Texte fourni:

++++++++++++++++++++

Les banques centrales ont déçu les investisseurs qui en veulent toujours davantage. Non pas en revenant sur les taux à zéro ou négatifs, ou sur leurs injections massives de liquidités – plus de 80 milliards de dollars par mois rien qu’en achat de bons du Trésor américain pour la seule Fed – mais en refusant de s’engager dans un soutien additionnel à l’économie via par exemple un contrôle de la courbe des taux aux Etats-Unis ou une redéfinition de l’objectif d’inflation en Europe, et en renvoyant la balle vers les Etats.
Les gouvernements n’ont pas répondu à l’appel des banquiers centraux. En Europe, le plan de relance «Macron-Merkel» est désormais aux prises avec les arcanes des validations budgétaires du Parlement européen et la partie s’annonce complexe, même avec le soutien de la Présidence allemande de l’Union Européenne. Aux Etats-Unis, le très attendu plan de relance additionnel s’étiole au fil des mois : on parlait en juillet de 3000 milliards de dollars, puis de 1000 milliards de dollars en août et on finit par discuter d’un plan minimal de 300 milliards de dollars en septembre. Pris dans les feux croisés de la campagne électorale américaine, ce plan de relance s’il aboutissait, relancerait l’enthousiasme des marchés.
Faut-il alors se résigner à une fin d’année au mieux morose, voire franchement négative? Rien n’est moins sûr.

++++++++++++++++++++

Extrait de données:
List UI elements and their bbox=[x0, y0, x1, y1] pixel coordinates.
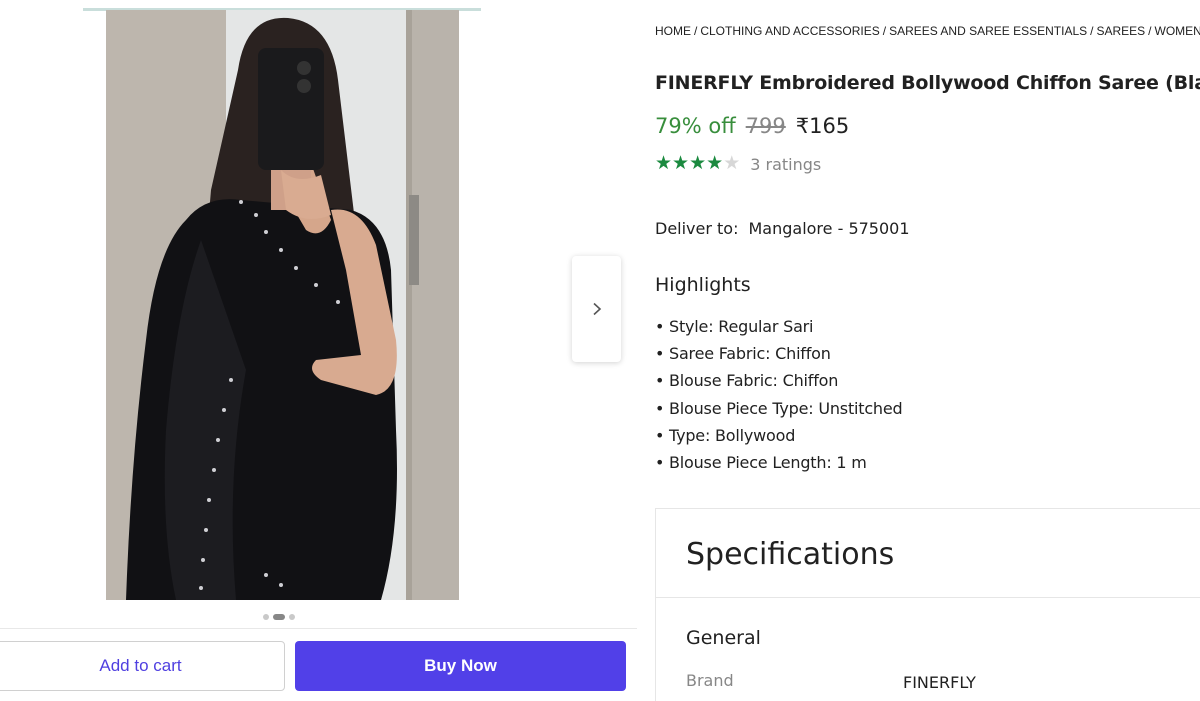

++++++++++++++++++++

Exercices à réaliser:
**1.** Présentez sous forme de liste le paragraphe du texte sur les banques centrales qui commence par « Les gouvernements n'ont pas répondu », en gardant ses faits essentiels.
**2.** D'après le texte sur les banques centrales, quel montant la Fed consacre-t-elle chaque mois à l'achat de bons du Trésor américain ?
**3.** Reproduisez sans rien changer tout le passage du texte sur les banques centrales, depuis « Les gouvernements n’ont » jusqu'à « l’enthousiasme des marchés. ».

Corrigé:
**1.**
- Les gouvernements n'ont pas répondu à l'appel des banquiers centraux.
- En Europe, le plan de relance « Macron-Merkel » se heurte aux validations budgétaires du Parlement européen. La partie s'annonce complexe, malgré le soutien de la présidence allemande de l'Union européenne.
- Aux États-Unis, le plan de relance additionnel a fondu : 3000 milliards de dollars évoqués en juillet, 1000 milliards en août, puis un plan minimal de 300 milliards discuté en septembre.
- Ce plan est pris dans les feux croisés de la campagne électorale américaine. S'il aboutissait, il relancerait l'enthousiasme des marchés.

**2.** Plus de 80 milliards de dollars par mois.

**3.**
Les gouvernements n’ont pas répondu à l’appel des banquiers centraux. En Europe, le plan de relance «Macron-Merkel» est désormais aux prises avec les arcanes des validations budgétaires du Parlement européen et la partie s’annonce complexe, même avec le soutien de la Présidence allemande de l’Union Européenne. Aux Etats-Unis, le très attendu plan de relance additionnel s’étiole au fil des mois : on parlait en juillet de 3000 milliards de dollars, puis de 1000 milliards de dollars en août et on finit par discuter d’un plan minimal de 300 milliards de dollars en septembre. Pris dans les feux croisés de la campagne électorale américaine, ce plan de relance s’il aboutissait, relancerait l’enthousiasme des marchés.